* Aim 1 *
Quote the rows word for word, from the line with "diabetes-area [571,64,681,365]" through the last row, including both ends.

^^^^^^^^

Primitive Societies Are Egalitarian

     How long has humanity been plagued by oppressive inequality and why?  First off, anthropologists have found little inequality in hunter-gatherer societies and primitive nomadic and farming societies. These societies do not produce sufficient surplus to support chiefs and their warriors, let alone kings. In their villages and tribal groups of up to a few hundred they help each other out as needed, relying on a powerful sense of mutual obligation and solidarity instead of money. For inter tribal trade or for major life events like a dowry or a death, compensation may use money substitutes such as cattle or pigs or special decorative items. But the ability of a single person or family to accumulate wealth of this sort is very limited, both physically and by mutual obligation.

 

Kingdoms and the Origin of Inequality

     But as agricultural groups grew into wealthier communities of thousands of people, two things began to happen. First off the system of mutual obligation didn’t work so well because no one could know all the others, even by reputation, so free loading and lack of accountability became more of a problem. Second these larger communities required a more organized defense against raiders. The communities found that they could get more “law and order” by supporting a chief and some warriors both to mediate disputes and for protection, which could become retaliation or aggression as well. But this also gave the chief the power to take more of the wealth for himself, eventually leading to the potential for oppressive inequality as chiefdoms evolved into kingdoms or proto-states. Religious authority was developed to support the power of chief or king, very helpful in warfare or communal endeavors but also subject to abuse of power.

^^^^^^^^

* Aim 2 *
Print the passage on early societies and inequality word for word, from "Primitive Societies Are" to "by mutual obligation.".

* Data listing *
^^^^^^^^

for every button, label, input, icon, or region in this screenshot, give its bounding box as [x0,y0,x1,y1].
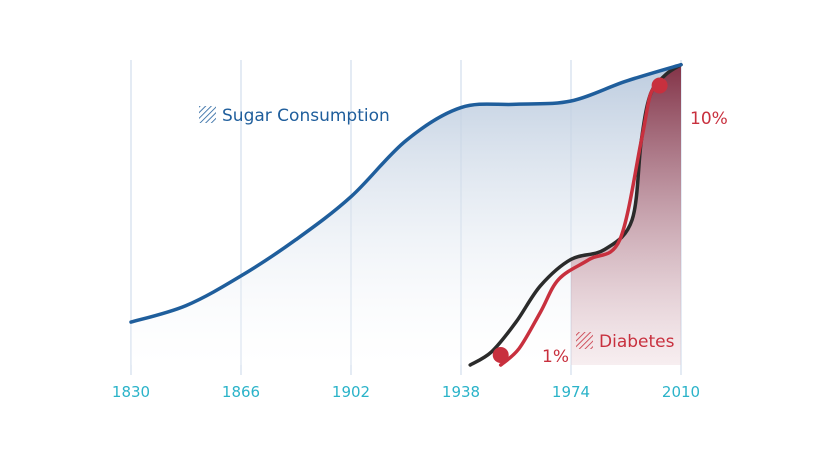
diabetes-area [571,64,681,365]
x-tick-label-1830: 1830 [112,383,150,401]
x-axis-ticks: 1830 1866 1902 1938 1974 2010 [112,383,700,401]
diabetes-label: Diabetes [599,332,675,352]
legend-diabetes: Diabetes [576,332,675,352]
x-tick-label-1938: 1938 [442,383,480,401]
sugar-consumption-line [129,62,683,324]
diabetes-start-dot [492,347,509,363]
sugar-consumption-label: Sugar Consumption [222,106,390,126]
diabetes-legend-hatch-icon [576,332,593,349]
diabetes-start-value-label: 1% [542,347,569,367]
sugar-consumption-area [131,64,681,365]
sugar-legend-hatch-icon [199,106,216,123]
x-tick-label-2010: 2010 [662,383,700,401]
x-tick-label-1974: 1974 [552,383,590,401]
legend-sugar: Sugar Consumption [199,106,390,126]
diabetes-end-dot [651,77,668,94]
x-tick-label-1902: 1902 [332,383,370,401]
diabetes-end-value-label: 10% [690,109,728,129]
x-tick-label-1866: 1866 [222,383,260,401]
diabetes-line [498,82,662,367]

^^^^^^^^

* Correct result 1 *
diabetes-area [571,64,681,365]
x-tick-label-1830: 1830 [112,383,150,401]
x-axis-ticks: 1830 1866 1902 1938 1974 2010 [112,383,700,401]
diabetes-label: Diabetes [599,332,675,352]
legend-diabetes: Diabetes [576,332,675,352]
x-tick-label-1938: 1938 [442,383,480,401]
sugar-consumption-line [129,62,683,324]
diabetes-start-dot [492,347,509,363]
sugar-consumption-label: Sugar Consumption [222,106,390,126]
diabetes-legend-hatch-icon [576,332,593,349]
diabetes-start-value-label: 1% [542,347,569,367]
sugar-consumption-area [131,64,681,365]
sugar-legend-hatch-icon [199,106,216,123]
x-tick-label-2010: 2010 [662,383,700,401]
x-tick-label-1974: 1974 [552,383,590,401]
legend-sugar: Sugar Consumption [199,106,390,126]
diabetes-end-dot [651,77,668,94]
x-tick-label-1902: 1902 [332,383,370,401]
diabetes-end-value-label: 10% [690,109,728,129]
x-tick-label-1866: 1866 [222,383,260,401]
diabetes-line [498,82,662,367]

* Correct result 2 *
Primitive Societies Are Egalitarian

     How long has humanity been plagued by oppressive inequality and why?  First off, anthropologists have found little inequality in hunter-gatherer societies and primitive nomadic and farming societies. These societies do not produce sufficient surplus to support chiefs and their warriors, let alone kings. In their villages and tribal groups of up to a few hundred they help each other out as needed, relying on a powerful sense of mutual obligation and solidarity instead of money. For inter tribal trade or for major life events like a dowry or a death, compensation may use money substitutes such as cattle or pigs or special decorative items. But the ability of a single person or family to accumulate wealth of this sort is very limited, both physically and by mutual obligation.